**To do:** Extract each line from the entries below that has the string "this" in it.

**Provided material:**
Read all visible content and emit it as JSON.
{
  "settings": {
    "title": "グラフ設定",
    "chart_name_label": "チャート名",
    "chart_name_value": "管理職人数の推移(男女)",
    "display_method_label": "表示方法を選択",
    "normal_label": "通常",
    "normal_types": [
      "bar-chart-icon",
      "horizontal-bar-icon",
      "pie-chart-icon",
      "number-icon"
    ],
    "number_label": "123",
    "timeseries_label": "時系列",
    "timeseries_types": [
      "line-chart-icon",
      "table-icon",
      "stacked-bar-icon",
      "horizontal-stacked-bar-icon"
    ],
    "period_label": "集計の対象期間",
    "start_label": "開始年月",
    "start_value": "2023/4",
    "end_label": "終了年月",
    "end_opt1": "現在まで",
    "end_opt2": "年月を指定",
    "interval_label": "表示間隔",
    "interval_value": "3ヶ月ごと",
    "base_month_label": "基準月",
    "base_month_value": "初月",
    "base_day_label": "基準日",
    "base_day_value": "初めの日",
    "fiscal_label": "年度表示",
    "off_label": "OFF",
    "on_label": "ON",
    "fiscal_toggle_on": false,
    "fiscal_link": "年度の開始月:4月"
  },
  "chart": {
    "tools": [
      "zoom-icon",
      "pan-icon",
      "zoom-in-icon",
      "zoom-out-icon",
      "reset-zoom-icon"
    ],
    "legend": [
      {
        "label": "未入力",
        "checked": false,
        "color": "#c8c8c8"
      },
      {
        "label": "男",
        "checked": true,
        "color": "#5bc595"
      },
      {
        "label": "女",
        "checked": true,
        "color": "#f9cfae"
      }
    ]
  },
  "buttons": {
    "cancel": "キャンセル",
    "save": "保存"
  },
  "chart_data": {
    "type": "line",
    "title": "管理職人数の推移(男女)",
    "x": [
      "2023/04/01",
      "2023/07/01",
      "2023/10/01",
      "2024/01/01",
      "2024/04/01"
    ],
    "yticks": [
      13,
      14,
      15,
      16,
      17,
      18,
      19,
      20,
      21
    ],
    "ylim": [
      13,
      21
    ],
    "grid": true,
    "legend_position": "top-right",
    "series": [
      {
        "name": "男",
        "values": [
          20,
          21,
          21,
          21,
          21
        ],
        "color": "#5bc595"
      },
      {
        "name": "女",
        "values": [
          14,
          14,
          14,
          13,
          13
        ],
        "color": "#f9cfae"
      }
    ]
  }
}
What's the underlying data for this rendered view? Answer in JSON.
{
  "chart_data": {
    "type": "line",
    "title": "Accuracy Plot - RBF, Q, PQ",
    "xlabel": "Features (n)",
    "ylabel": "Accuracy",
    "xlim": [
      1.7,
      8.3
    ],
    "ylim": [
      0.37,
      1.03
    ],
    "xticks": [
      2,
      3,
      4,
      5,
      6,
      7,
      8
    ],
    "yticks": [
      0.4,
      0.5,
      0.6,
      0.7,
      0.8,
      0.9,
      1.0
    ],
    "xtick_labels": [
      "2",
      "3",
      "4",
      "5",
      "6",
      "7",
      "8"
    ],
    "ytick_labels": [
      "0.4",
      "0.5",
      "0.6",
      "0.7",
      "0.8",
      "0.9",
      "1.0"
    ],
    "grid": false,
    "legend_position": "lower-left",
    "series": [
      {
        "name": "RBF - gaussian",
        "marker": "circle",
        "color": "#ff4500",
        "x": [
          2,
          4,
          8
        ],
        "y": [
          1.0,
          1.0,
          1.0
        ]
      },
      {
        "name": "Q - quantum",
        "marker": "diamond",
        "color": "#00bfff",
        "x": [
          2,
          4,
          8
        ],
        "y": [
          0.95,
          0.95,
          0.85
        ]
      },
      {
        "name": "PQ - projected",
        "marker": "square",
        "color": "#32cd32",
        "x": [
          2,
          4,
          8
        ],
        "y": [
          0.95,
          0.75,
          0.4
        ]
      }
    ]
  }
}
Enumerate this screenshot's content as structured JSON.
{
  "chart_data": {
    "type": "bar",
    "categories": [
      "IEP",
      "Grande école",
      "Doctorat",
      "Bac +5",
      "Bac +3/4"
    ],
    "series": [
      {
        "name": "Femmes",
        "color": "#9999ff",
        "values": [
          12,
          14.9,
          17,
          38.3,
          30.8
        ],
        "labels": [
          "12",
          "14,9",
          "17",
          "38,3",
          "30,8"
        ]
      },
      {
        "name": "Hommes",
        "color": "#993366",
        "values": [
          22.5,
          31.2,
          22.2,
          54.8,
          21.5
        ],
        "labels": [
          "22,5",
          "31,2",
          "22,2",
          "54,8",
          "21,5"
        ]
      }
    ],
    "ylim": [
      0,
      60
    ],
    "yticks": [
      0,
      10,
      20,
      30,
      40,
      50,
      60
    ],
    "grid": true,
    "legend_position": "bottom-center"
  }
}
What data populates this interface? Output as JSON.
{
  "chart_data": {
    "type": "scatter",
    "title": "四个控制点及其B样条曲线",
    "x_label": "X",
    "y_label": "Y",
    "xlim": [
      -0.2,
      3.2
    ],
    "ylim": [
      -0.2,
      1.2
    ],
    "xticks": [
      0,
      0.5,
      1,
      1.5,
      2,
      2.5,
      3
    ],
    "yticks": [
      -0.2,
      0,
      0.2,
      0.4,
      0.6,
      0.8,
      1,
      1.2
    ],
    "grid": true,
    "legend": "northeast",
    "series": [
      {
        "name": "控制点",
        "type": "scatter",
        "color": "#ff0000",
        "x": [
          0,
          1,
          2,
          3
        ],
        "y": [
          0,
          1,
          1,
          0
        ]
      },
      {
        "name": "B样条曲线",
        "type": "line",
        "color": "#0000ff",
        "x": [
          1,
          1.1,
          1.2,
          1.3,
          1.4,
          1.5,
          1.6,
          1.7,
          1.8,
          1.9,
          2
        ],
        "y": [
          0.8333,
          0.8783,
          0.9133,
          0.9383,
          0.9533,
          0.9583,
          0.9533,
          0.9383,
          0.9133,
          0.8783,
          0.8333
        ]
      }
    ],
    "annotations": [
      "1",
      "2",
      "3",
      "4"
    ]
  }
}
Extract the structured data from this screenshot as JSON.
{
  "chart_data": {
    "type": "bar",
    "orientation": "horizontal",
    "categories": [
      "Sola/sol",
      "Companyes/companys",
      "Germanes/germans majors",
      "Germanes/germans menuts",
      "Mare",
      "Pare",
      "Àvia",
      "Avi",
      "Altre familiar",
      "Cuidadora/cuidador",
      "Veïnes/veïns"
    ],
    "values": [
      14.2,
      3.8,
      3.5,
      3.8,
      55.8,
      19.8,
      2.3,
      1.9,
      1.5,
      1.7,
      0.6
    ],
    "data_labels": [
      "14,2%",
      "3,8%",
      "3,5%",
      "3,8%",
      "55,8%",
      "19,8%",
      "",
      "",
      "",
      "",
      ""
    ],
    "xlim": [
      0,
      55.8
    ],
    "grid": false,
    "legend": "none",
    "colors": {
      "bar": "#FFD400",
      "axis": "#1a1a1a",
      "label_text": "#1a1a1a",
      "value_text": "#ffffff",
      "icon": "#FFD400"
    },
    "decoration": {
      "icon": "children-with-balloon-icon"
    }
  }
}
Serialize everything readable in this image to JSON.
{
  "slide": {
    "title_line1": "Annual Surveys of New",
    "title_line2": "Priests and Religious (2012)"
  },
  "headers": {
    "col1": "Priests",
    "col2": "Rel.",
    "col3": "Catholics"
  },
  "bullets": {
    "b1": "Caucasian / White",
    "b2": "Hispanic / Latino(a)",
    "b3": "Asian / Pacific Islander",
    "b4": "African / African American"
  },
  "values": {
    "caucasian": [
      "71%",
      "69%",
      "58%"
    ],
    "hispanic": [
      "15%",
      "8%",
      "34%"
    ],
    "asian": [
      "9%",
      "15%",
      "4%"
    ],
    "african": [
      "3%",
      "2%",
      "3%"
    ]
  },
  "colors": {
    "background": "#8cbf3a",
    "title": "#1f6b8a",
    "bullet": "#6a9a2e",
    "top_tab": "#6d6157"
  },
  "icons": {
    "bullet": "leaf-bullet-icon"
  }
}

**Solved exercise:**
What's the underlying data for this rendered view? Answer in JSON.
Enumerate this screenshot's content as structured JSON.
What data populates this interface? Output as JSON.
Extract the structured data from this screenshot as JSON.
Serialize everything readable in this image to JSON.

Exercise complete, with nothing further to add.